**What to produce**
Your job is to restate each entry word for word.

Entries from a dataset:
* Begin *
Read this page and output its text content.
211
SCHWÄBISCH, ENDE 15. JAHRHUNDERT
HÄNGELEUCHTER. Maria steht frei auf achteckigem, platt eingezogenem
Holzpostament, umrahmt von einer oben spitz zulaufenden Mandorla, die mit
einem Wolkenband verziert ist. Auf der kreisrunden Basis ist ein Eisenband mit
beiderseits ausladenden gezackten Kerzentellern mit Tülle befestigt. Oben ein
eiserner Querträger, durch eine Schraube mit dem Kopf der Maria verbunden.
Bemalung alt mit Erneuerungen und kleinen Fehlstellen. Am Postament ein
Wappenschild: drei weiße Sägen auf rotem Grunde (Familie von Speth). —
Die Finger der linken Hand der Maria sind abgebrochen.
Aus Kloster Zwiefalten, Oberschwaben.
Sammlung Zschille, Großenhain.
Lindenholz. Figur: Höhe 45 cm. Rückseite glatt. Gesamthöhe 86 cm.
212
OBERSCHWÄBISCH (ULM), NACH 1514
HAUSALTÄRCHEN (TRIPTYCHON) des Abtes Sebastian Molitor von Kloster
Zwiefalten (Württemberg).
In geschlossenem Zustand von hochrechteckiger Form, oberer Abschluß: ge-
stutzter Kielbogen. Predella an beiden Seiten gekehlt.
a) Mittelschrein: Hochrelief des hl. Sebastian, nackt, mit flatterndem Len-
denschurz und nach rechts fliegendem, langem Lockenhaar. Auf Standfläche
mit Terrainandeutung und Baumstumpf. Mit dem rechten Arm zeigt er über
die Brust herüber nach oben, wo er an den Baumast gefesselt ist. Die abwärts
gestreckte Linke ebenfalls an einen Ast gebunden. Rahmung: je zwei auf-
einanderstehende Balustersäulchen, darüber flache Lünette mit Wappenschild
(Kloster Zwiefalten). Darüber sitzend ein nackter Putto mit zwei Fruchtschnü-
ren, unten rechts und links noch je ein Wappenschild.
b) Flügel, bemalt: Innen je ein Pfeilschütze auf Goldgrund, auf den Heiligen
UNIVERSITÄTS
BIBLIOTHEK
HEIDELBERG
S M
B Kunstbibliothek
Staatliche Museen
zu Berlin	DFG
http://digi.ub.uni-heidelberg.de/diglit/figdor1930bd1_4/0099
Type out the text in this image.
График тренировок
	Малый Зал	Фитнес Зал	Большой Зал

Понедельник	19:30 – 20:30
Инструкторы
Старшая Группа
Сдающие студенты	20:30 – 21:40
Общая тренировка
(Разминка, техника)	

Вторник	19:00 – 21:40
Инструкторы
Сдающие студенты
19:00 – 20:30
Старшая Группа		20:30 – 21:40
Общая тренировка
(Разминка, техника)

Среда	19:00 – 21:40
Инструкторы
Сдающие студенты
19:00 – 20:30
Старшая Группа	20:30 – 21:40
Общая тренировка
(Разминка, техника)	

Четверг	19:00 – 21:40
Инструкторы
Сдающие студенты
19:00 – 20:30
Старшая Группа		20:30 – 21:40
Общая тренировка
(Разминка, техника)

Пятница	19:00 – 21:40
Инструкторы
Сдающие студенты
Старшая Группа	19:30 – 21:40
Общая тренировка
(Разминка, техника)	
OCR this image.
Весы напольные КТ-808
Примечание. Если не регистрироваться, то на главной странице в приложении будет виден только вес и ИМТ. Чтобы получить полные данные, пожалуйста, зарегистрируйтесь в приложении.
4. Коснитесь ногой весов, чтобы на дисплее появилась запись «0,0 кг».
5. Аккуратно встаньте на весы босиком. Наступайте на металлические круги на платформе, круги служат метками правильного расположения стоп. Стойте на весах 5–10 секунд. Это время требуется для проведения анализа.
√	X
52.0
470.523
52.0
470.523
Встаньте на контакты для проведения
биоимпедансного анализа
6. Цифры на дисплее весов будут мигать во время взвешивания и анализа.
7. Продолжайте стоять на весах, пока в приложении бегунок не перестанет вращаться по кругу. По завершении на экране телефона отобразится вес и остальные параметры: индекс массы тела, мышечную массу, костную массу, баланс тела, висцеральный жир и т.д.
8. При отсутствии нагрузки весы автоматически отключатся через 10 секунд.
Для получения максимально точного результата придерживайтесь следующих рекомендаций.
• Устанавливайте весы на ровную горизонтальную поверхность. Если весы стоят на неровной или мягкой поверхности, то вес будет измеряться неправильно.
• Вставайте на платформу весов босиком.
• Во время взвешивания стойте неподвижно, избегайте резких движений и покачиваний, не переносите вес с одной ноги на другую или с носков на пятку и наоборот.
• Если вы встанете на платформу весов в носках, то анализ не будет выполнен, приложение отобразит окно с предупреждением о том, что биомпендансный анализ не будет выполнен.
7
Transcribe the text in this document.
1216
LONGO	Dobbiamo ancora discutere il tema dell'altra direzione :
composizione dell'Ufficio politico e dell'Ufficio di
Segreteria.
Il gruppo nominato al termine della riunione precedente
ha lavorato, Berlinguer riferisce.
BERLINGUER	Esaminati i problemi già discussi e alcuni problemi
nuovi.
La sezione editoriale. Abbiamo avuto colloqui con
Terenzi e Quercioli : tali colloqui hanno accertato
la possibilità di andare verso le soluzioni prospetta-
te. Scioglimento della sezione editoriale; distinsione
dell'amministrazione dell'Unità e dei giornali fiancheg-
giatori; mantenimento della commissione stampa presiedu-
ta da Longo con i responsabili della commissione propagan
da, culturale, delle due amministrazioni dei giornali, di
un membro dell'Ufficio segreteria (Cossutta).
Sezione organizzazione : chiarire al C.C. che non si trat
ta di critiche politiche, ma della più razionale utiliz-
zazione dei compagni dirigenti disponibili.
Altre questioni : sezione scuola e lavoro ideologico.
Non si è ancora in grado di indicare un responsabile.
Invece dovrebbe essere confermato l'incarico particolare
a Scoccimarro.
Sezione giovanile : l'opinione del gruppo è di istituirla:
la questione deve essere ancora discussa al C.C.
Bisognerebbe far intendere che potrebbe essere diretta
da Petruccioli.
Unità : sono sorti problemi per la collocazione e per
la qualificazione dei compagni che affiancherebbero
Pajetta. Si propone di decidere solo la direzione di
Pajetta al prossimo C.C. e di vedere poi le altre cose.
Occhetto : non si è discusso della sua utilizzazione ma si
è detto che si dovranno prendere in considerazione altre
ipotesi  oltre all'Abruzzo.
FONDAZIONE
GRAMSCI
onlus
* End *
**Finished task**
Read this page and output its text content.
211
SCHWÄBISCH, ENDE 15. JAHRHUNDERT
HÄNGELEUCHTER. Maria steht frei auf achteckigem, platt eingezogenem
Holzpostament, umrahmt von einer oben spitz zulaufenden Mandorla, die mit
einem Wolkenband verziert ist. Auf der kreisrunden Basis ist ein Eisenband mit
beiderseits ausladenden gezackten Kerzentellern mit Tülle befestigt. Oben ein
eiserner Querträger, durch eine Schraube mit dem Kopf der Maria verbunden.
Bemalung alt mit Erneuerungen und kleinen Fehlstellen. Am Postament ein
Wappenschild: drei weiße Sägen auf rotem Grunde (Familie von Speth). —
Die Finger der linken Hand der Maria sind abgebrochen.
Aus Kloster Zwiefalten, Oberschwaben.
Sammlung Zschille, Großenhain.
Lindenholz. Figur: Höhe 45 cm. Rückseite glatt. Gesamthöhe 86 cm.
212
OBERSCHWÄBISCH (ULM), NACH 1514
HAUSALTÄRCHEN (TRIPTYCHON) des Abtes Sebastian Molitor von Kloster
Zwiefalten (Württemberg).
In geschlossenem Zustand von hochrechteckiger Form, oberer Abschluß: ge-
stutzter Kielbogen. Predella an beiden Seiten gekehlt.
a) Mittelschrein: Hochrelief des hl. Sebastian, nackt, mit flatterndem Len-
denschurz und nach rechts fliegendem, langem Lockenhaar. Auf Standfläche
mit Terrainandeutung und Baumstumpf. Mit dem rechten Arm zeigt er über
die Brust herüber nach oben, wo er an den Baumast gefesselt ist. Die abwärts
gestreckte Linke ebenfalls an einen Ast gebunden. Rahmung: je zwei auf-
einanderstehende Balustersäulchen, darüber flache Lünette mit Wappenschild
(Kloster Zwiefalten). Darüber sitzend ein nackter Putto mit zwei Fruchtschnü-
ren, unten rechts und links noch je ein Wappenschild.
b) Flügel, bemalt: Innen je ein Pfeilschütze auf Goldgrund, auf den Heiligen
UNIVERSITÄTS
BIBLIOTHEK
HEIDELBERG
S M
B Kunstbibliothek
Staatliche Museen
zu Berlin	DFG
http://digi.ub.uni-heidelberg.de/diglit/figdor1930bd1_4/0099
Type out the text in this image.
График тренировок
	Малый Зал	Фитнес Зал	Большой Зал

Понедельник	19:30 – 20:30
Инструкторы
Старшая Группа
Сдающие студенты	20:30 – 21:40
Общая тренировка
(Разминка, техника)	

Вторник	19:00 – 21:40
Инструкторы
Сдающие студенты
19:00 – 20:30
Старшая Группа		20:30 – 21:40
Общая тренировка
(Разминка, техника)

Среда	19:00 – 21:40
Инструкторы
Сдающие студенты
19:00 – 20:30
Старшая Группа	20:30 – 21:40
Общая тренировка
(Разминка, техника)	

Четверг	19:00 – 21:40
Инструкторы
Сдающие студенты
19:00 – 20:30
Старшая Группа		20:30 – 21:40
Общая тренировка
(Разминка, техника)

Пятница	19:00 – 21:40
Инструкторы
Сдающие студенты
Старшая Группа	19:30 – 21:40
Общая тренировка
(Разминка, техника)	
OCR this image.
Весы напольные КТ-808
Примечание. Если не регистрироваться, то на главной странице в приложении будет виден только вес и ИМТ. Чтобы получить полные данные, пожалуйста, зарегистрируйтесь в приложении.
4. Коснитесь ногой весов, чтобы на дисплее появилась запись «0,0 кг».
5. Аккуратно встаньте на весы босиком. Наступайте на металлические круги на платформе, круги служат метками правильного расположения стоп. Стойте на весах 5–10 секунд. Это время требуется для проведения анализа.
√	X
52.0
470.523
52.0
470.523
Встаньте на контакты для проведения
биоимпедансного анализа
6. Цифры на дисплее весов будут мигать во время взвешивания и анализа.
7. Продолжайте стоять на весах, пока в приложении бегунок не перестанет вращаться по кругу. По завершении на экране телефона отобразится вес и остальные параметры: индекс массы тела, мышечную массу, костную массу, баланс тела, висцеральный жир и т.д.
8. При отсутствии нагрузки весы автоматически отключатся через 10 секунд.
Для получения максимально точного результата придерживайтесь следующих рекомендаций.
• Устанавливайте весы на ровную горизонтальную поверхность. Если весы стоят на неровной или мягкой поверхности, то вес будет измеряться неправильно.
• Вставайте на платформу весов босиком.
• Во время взвешивания стойте неподвижно, избегайте резких движений и покачиваний, не переносите вес с одной ноги на другую или с носков на пятку и наоборот.
• Если вы встанете на платформу весов в носках, то анализ не будет выполнен, приложение отобразит окно с предупреждением о том, что биомпендансный анализ не будет выполнен.
7
Transcribe the text in this document.
1216
LONGO	Dobbiamo ancora discutere il tema dell'altra direzione :
composizione dell'Ufficio politico e dell'Ufficio di
Segreteria.
Il gruppo nominato al termine della riunione precedente
ha lavorato, Berlinguer riferisce.
BERLINGUER	Esaminati i problemi già discussi e alcuni problemi
nuovi.
La sezione editoriale. Abbiamo avuto colloqui con
Terenzi e Quercioli : tali colloqui hanno accertato
la possibilità di andare verso le soluzioni prospetta-
te. Scioglimento della sezione editoriale; distinsione
dell'amministrazione dell'Unità e dei giornali fiancheg-
giatori; mantenimento della commissione stampa presiedu-
ta da Longo con i responsabili della commissione propagan
da, culturale, delle due amministrazioni dei giornali, di
un membro dell'Ufficio segreteria (Cossutta).
Sezione organizzazione : chiarire al C.C. che non si trat
ta di critiche politiche, ma della più razionale utiliz-
zazione dei compagni dirigenti disponibili.
Altre questioni : sezione scuola e lavoro ideologico.
Non si è ancora in grado di indicare un responsabile.
Invece dovrebbe essere confermato l'incarico particolare
a Scoccimarro.
Sezione giovanile : l'opinione del gruppo è di istituirla:
la questione deve essere ancora discussa al C.C.
Bisognerebbe far intendere che potrebbe essere diretta
da Petruccioli.
Unità : sono sorti problemi per la collocazione e per
la qualificazione dei compagni che affiancherebbero
Pajetta. Si propone di decidere solo la direzione di
Pajetta al prossimo C.C. e di vedere poi le altre cose.
Occhetto : non si è discusso della sua utilizzazione ma si
è detto che si dovranno prendere in considerazione altre
ipotesi  oltre all'Abruzzo.
FONDAZIONE
GRAMSCI
onlus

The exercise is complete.